→ Written problem
Look through the material below and count the lines with the string "υδρορροή". Report only the count.

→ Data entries

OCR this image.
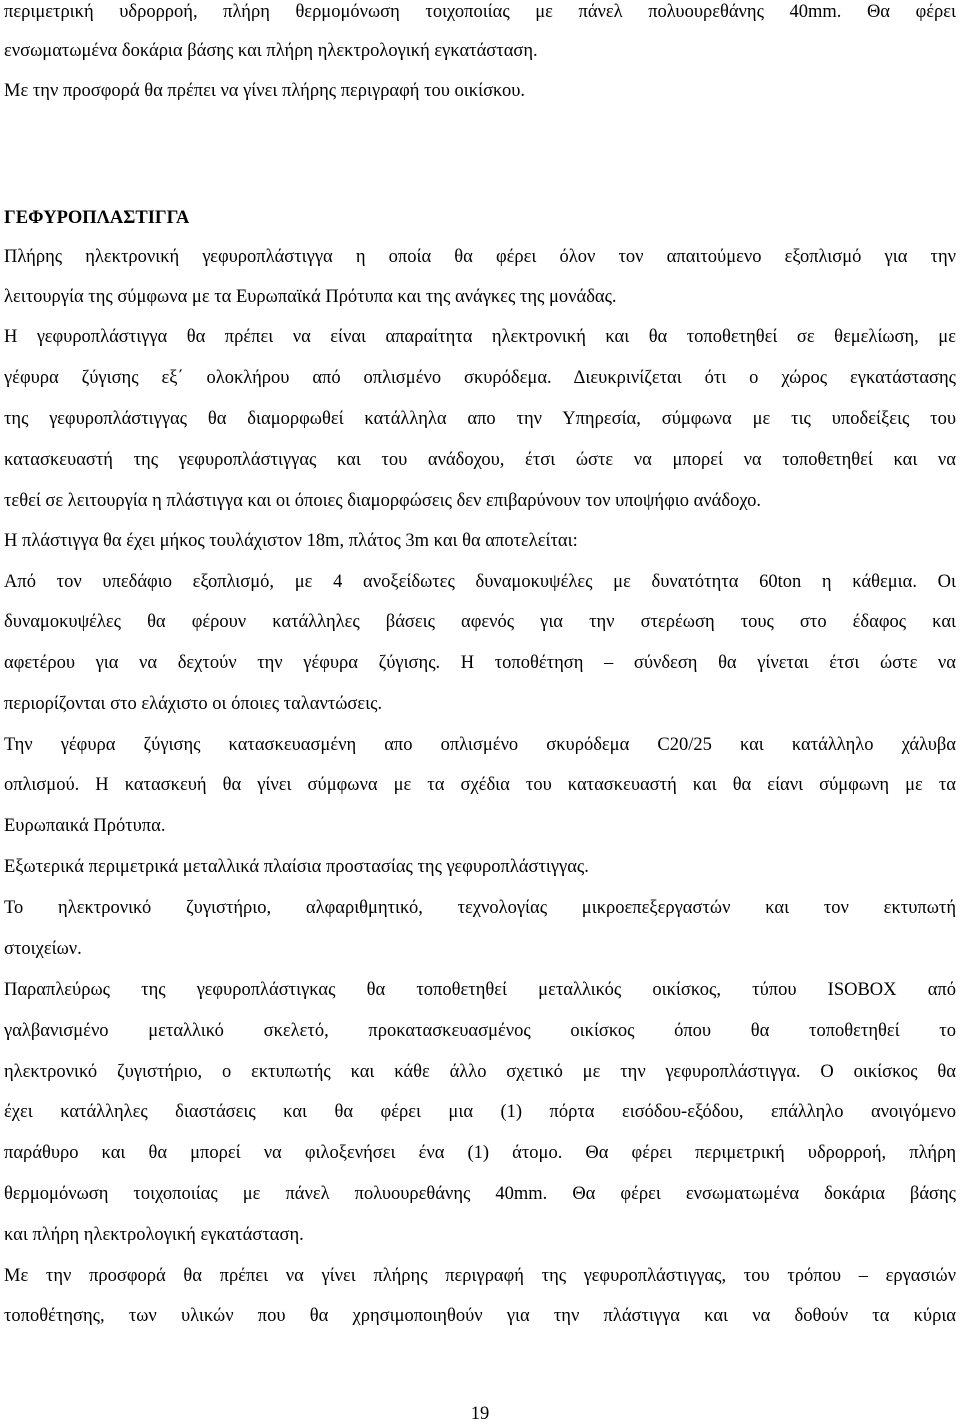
περιμετρική υδρορροή, πλήρη θερμομόνωση τοιχοποιίας με πάνελ πολυουρεθάνης 40mm. Θα φέρει
ενσωματωμένα δοκάρια βάσης και πλήρη ηλεκτρολογική εγκατάσταση.
Με την προσφορά θα πρέπει να γίνει πλήρης περιγραφή του οικίσκου.
ΓΕΦΥΡΟΠΛΑΣΤΙΓΓΑ
Πλήρης ηλεκτρονική γεφυροπλάστιγγα η οποία θα φέρει όλον τον απαιτούμενο εξοπλισμό για την
λειτουργία της σύμφωνα με τα Ευρωπαϊκά Πρότυπα και της ανάγκες της μονάδας.
Η γεφυροπλάστιγγα θα πρέπει να είναι απαραίτητα ηλεκτρονική και θα τοποθετηθεί σε θεμελίωση, με
γέφυρα ζύγισης εξ΄ ολοκλήρου από οπλισμένο σκυρόδεμα. Διευκρινίζεται ότι ο χώρος εγκατάστασης
της γεφυροπλάστιγγας θα διαμορφωθεί κατάλληλα απο την Υπηρεσία, σύμφωνα με τις υποδείξεις του
κατασκευαστή της γεφυροπλάστιγγας και του ανάδοχου, έτσι ώστε να μπορεί να τοποθετηθεί και να
τεθεί σε λειτουργία η πλάστιγγα και οι όποιες διαμορφώσεις δεν επιβαρύνουν τον υποψήφιο ανάδοχο.
Η πλάστιγγα θα έχει μήκος τουλάχιστον 18m, πλάτος 3m και θα αποτελείται:
Από τον υπεδάφιο εξοπλισμό, με 4 ανοξείδωτες δυναμοκυψέλες με δυνατότητα 60ton η κάθεμια. Οι
δυναμοκυψέλες θα φέρουν κατάλληλες βάσεις αφενός για την στερέωση τους στο έδαφος και
αφετέρου για να δεχτούν την γέφυρα ζύγισης. Η τοποθέτηση – σύνδεση θα γίνεται έτσι ώστε να
περιορίζονται στο ελάχιστο οι όποιες ταλαντώσεις.
Την γέφυρα ζύγισης κατασκευασμένη απο οπλισμένο σκυρόδεμα C20/25 και κατάλληλο χάλυβα
οπλισμού. Η κατασκευή θα γίνει σύμφωνα με τα σχέδια του κατασκευαστή και θα είανι σύμφωνη με τα
Ευρωπαικά Πρότυπα.
Εξωτερικά περιμετρικά μεταλλικά πλαίσια προστασίας της γεφυροπλάστιγγας.
Το ηλεκτρονικό ζυγιστήριο, αλφαριθμητικό, τεχνολογίας μικροεπεξεργαστών και τον εκτυπωτή
στοιχείων.
Παραπλεύρως της γεφυροπλάστιγκας θα τοποθετηθεί μεταλλικός οικίσκος, τύπου ISOBOX από
γαλβανισμένο μεταλλικό σκελετό, προκατασκευασμένος οικίσκος όπου θα τοποθετηθεί το
ηλεκτρονικό ζυγιστήριο, ο εκτυπωτής και κάθε άλλο σχετικό με την γεφυροπλάστιγγα. Ο οικίσκος θα
έχει κατάλληλες διαστάσεις και θα φέρει μια (1) πόρτα εισόδου-εξόδου, επάλληλο ανοιγόμενο
παράθυρο και θα μπορεί να φιλοξενήσει ένα (1) άτομο. Θα φέρει περιμετρική υδρορροή, πλήρη
θερμομόνωση τοιχοποιίας με πάνελ πολυουρεθάνης 40mm. Θα φέρει ενσωματωμένα δοκάρια βάσης
και πλήρη ηλεκτρολογική εγκατάσταση.
Με την προσφορά θα πρέπει να γίνει πλήρης περιγραφή της γεφυροπλάστιγγας, του τρόπου – εργασιών
τοποθέτησης, των υλικών που θα χρησιμοποιηθούν για την πλάστιγγα και να δοθούν τα κύρια
19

→ Answer for the task
2